_Recorded data_
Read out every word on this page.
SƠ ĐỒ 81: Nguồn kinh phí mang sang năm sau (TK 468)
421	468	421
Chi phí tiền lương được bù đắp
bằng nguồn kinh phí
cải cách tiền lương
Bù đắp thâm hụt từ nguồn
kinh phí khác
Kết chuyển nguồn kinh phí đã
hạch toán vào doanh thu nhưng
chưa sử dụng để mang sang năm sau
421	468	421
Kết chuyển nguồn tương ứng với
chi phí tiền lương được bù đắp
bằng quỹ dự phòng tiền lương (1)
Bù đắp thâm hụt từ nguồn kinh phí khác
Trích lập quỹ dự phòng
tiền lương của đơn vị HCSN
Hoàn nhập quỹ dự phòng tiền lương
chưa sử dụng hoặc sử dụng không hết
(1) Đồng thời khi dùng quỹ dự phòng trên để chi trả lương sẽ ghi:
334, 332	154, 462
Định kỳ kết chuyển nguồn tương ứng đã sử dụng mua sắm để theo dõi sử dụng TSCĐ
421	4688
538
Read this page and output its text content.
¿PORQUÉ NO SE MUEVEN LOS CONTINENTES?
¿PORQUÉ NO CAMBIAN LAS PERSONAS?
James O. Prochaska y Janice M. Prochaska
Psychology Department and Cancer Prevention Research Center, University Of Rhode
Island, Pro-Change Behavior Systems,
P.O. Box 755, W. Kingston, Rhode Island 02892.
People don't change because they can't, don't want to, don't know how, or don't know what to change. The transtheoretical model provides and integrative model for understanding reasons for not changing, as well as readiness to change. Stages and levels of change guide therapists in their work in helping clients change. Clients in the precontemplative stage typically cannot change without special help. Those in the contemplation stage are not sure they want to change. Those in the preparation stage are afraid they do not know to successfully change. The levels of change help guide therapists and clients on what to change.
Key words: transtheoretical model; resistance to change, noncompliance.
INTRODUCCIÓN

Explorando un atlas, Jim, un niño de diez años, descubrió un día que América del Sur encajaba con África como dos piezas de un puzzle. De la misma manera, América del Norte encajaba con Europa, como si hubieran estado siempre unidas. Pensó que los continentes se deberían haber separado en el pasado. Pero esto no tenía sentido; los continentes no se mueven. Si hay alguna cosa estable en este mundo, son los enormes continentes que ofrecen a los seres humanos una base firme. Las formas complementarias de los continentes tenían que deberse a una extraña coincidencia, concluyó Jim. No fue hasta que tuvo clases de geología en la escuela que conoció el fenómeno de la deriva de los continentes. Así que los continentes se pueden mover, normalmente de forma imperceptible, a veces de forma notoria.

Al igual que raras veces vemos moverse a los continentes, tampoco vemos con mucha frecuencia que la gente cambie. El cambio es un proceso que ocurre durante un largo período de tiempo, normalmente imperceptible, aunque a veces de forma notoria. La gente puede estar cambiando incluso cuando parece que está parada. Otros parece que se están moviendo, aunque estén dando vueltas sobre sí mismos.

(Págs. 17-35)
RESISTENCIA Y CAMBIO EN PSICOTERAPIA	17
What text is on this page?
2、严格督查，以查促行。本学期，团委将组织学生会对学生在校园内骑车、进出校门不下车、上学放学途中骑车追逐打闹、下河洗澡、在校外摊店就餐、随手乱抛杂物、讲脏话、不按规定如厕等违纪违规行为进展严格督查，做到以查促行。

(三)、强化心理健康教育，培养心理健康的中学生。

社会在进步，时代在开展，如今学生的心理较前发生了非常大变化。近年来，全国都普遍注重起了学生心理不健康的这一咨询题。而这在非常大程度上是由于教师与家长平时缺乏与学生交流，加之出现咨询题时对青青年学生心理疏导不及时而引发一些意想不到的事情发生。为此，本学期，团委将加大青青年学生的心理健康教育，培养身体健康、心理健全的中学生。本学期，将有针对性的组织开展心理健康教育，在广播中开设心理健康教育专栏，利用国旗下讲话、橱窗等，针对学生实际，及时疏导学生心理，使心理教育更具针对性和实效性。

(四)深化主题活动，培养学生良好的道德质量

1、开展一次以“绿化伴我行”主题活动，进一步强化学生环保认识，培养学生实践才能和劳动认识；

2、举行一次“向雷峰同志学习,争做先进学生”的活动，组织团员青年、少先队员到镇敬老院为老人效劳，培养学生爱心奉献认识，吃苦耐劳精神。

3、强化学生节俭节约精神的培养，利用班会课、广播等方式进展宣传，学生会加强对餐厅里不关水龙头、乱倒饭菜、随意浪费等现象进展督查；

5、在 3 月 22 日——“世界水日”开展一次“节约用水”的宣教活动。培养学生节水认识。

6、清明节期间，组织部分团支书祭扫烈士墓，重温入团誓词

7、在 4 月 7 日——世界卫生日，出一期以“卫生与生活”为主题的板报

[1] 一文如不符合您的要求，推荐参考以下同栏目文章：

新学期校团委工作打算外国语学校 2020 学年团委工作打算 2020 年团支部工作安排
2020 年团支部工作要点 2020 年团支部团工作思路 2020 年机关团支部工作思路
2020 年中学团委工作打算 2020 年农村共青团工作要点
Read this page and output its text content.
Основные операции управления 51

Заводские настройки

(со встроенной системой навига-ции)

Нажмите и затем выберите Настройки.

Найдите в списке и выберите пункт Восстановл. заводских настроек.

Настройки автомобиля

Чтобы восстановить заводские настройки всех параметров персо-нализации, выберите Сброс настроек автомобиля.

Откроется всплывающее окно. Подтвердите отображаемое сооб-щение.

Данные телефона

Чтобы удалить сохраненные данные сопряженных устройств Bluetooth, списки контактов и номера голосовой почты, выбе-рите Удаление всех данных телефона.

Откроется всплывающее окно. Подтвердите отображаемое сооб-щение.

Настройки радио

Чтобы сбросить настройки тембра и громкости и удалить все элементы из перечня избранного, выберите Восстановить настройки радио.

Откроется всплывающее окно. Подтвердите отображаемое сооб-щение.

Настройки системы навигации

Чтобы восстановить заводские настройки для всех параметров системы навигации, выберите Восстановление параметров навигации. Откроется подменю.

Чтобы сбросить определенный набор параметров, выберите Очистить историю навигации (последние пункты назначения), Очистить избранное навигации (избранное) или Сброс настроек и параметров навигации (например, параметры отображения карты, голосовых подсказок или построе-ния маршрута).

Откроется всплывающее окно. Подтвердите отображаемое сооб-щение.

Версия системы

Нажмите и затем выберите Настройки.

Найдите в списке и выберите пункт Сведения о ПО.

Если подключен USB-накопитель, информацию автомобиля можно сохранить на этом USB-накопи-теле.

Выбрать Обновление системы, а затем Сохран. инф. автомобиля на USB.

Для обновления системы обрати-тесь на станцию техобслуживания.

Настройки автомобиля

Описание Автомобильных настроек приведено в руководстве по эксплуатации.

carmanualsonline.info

_WORK INSTRUCTIONS_
How many of the lines above hold "khác"? Answer with only the number.

_SOLUTION TO THIS TASK_
2